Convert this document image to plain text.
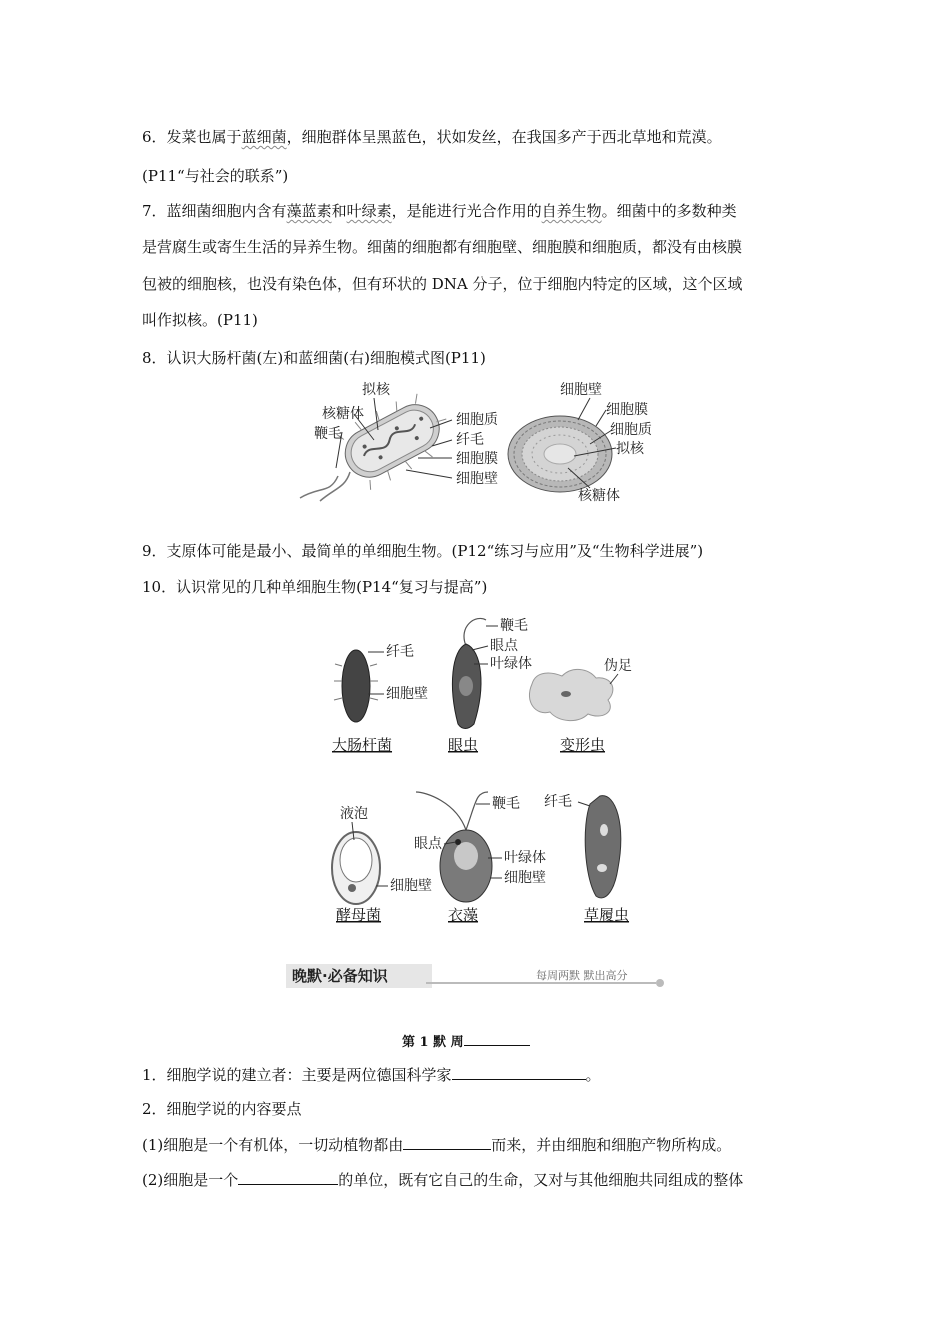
6．发菜也属于蓝细菌，细胞群体呈黑蓝色，状如发丝，在我国多产于西北草地和荒漠。
(P11“与社会的联系”)
7．蓝细菌细胞内含有藻蓝素和叶绿素，是能进行光合作用的自养生物。细菌中的多数种类
是营腐生或寄生生活的异养生物。细菌的细胞都有细胞壁、细胞膜和细胞质，都没有由核膜
包被的细胞核，也没有染色体，但有环状的 DNA 分子，位于细胞内特定的区域，这个区域
叫作拟核。(P11)
8．认识大肠杆菌(左)和蓝细菌(右)细胞模式图(P11)
拟核
核糖体
鞭毛
细胞质
纤毛
细胞膜
细胞壁
细胞壁
细胞膜
细胞质
拟核
核糖体
9．支原体可能是最小、最简单的单细胞生物。(P12“练习与应用”及“生物科学进展”)
10．认识常见的几种单细胞生物(P14“复习与提高”)
纤毛
细胞壁
大肠杆菌
鞭毛
眼点
叶绿体
眼虫
伪足
变形虫
液泡
细胞壁
酵母菌
鞭毛
眼点
叶绿体
细胞壁
衣藻
纤毛
草履虫
晚默·必备知识	每周两默 默出高分
第 1 默 周
1．细胞学说的建立者：主要是两位德国科学家	。
2．细胞学说的内容要点
(1)细胞是一个有机体，一切动植物都由	而来，并由细胞和细胞产物所构成。
(2)细胞是一个	的单位，既有它自己的生命，又对与其他细胞共同组成的整体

====

### WRITTEN REQUEST:
Write out each line of the data exactly; the images should be left out.

### REPLY TO THE EXERCISE:
Convert this document image to plain text.
6．发菜也属于蓝细菌，细胞群体呈黑蓝色，状如发丝，在我国多产于西北草地和荒漠。
(P11“与社会的联系”)
7．蓝细菌细胞内含有藻蓝素和叶绿素，是能进行光合作用的自养生物。细菌中的多数种类
是营腐生或寄生生活的异养生物。细菌的细胞都有细胞壁、细胞膜和细胞质，都没有由核膜
包被的细胞核，也没有染色体，但有环状的 DNA 分子，位于细胞内特定的区域，这个区域
叫作拟核。(P11)
8．认识大肠杆菌(左)和蓝细菌(右)细胞模式图(P11)
拟核
核糖体
鞭毛
细胞质
纤毛
细胞膜
细胞壁
细胞壁
细胞膜
细胞质
拟核
核糖体
9．支原体可能是最小、最简单的单细胞生物。(P12“练习与应用”及“生物科学进展”)
10．认识常见的几种单细胞生物(P14“复习与提高”)
纤毛
细胞壁
大肠杆菌
鞭毛
眼点
叶绿体
眼虫
伪足
变形虫
液泡
细胞壁
酵母菌
鞭毛
眼点
叶绿体
细胞壁
衣藻
纤毛
草履虫
晚默·必备知识	每周两默 默出高分
第 1 默 周
1．细胞学说的建立者：主要是两位德国科学家	。
2．细胞学说的内容要点
(1)细胞是一个有机体，一切动植物都由	而来，并由细胞和细胞产物所构成。
(2)细胞是一个	的单位，既有它自己的生命，又对与其他细胞共同组成的整体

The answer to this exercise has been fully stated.